## REQUEST
Repeat the full listing, word for word.
start
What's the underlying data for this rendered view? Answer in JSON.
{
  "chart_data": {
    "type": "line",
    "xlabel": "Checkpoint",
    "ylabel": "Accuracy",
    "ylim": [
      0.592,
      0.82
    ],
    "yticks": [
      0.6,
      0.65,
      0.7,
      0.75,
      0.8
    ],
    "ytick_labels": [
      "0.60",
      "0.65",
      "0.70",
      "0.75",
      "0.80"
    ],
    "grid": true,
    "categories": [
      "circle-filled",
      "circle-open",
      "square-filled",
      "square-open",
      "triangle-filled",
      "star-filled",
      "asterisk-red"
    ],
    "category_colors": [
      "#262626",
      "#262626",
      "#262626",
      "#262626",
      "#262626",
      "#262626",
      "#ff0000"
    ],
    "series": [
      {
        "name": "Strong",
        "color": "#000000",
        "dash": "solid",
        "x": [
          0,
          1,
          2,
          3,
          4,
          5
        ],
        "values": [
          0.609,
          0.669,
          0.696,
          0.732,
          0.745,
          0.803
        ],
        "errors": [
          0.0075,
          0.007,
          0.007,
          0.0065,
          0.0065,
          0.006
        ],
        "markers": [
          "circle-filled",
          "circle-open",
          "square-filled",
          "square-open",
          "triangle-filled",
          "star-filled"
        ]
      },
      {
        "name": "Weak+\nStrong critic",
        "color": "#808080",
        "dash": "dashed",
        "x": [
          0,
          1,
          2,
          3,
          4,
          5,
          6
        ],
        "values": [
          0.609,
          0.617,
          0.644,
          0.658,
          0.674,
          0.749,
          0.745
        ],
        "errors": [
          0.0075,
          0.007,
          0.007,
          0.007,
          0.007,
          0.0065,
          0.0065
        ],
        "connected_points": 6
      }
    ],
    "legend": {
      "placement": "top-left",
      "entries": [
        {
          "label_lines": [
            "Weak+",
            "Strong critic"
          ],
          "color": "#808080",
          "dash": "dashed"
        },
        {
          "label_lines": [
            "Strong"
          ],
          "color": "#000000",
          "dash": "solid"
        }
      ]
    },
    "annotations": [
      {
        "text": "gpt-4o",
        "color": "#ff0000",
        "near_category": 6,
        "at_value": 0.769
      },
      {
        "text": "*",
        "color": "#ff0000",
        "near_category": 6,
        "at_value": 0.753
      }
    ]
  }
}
end
## WRITTEN SOLUTION
What's the underlying data for this rendered view? Answer in JSON.
{
  "chart_data": {
    "type": "line",
    "xlabel": "Checkpoint",
    "ylabel": "Accuracy",
    "ylim": [
      0.592,
      0.82
    ],
    "yticks": [
      0.6,
      0.65,
      0.7,
      0.75,
      0.8
    ],
    "ytick_labels": [
      "0.60",
      "0.65",
      "0.70",
      "0.75",
      "0.80"
    ],
    "grid": true,
    "categories": [
      "circle-filled",
      "circle-open",
      "square-filled",
      "square-open",
      "triangle-filled",
      "star-filled",
      "asterisk-red"
    ],
    "category_colors": [
      "#262626",
      "#262626",
      "#262626",
      "#262626",
      "#262626",
      "#262626",
      "#ff0000"
    ],
    "series": [
      {
        "name": "Strong",
        "color": "#000000",
        "dash": "solid",
        "x": [
          0,
          1,
          2,
          3,
          4,
          5
        ],
        "values": [
          0.609,
          0.669,
          0.696,
          0.732,
          0.745,
          0.803
        ],
        "errors": [
          0.0075,
          0.007,
          0.007,
          0.0065,
          0.0065,
          0.006
        ],
        "markers": [
          "circle-filled",
          "circle-open",
          "square-filled",
          "square-open",
          "triangle-filled",
          "star-filled"
        ]
      },
      {
        "name": "Weak+\nStrong critic",
        "color": "#808080",
        "dash": "dashed",
        "x": [
          0,
          1,
          2,
          3,
          4,
          5,
          6
        ],
        "values": [
          0.609,
          0.617,
          0.644,
          0.658,
          0.674,
          0.749,
          0.745
        ],
        "errors": [
          0.0075,
          0.007,
          0.007,
          0.007,
          0.007,
          0.0065,
          0.0065
        ],
        "connected_points": 6
      }
    ],
    "legend": {
      "placement": "top-left",
      "entries": [
        {
          "label_lines": [
            "Weak+",
            "Strong critic"
          ],
          "color": "#808080",
          "dash": "dashed"
        },
        {
          "label_lines": [
            "Strong"
          ],
          "color": "#000000",
          "dash": "solid"
        }
      ]
    },
    "annotations": [
      {
        "text": "gpt-4o",
        "color": "#ff0000",
        "near_category": 6,
        "at_value": 0.769
      },
      {
        "text": "*",
        "color": "#ff0000",
        "near_category": 6,
        "at_value": 0.753
      }
    ]
  }
}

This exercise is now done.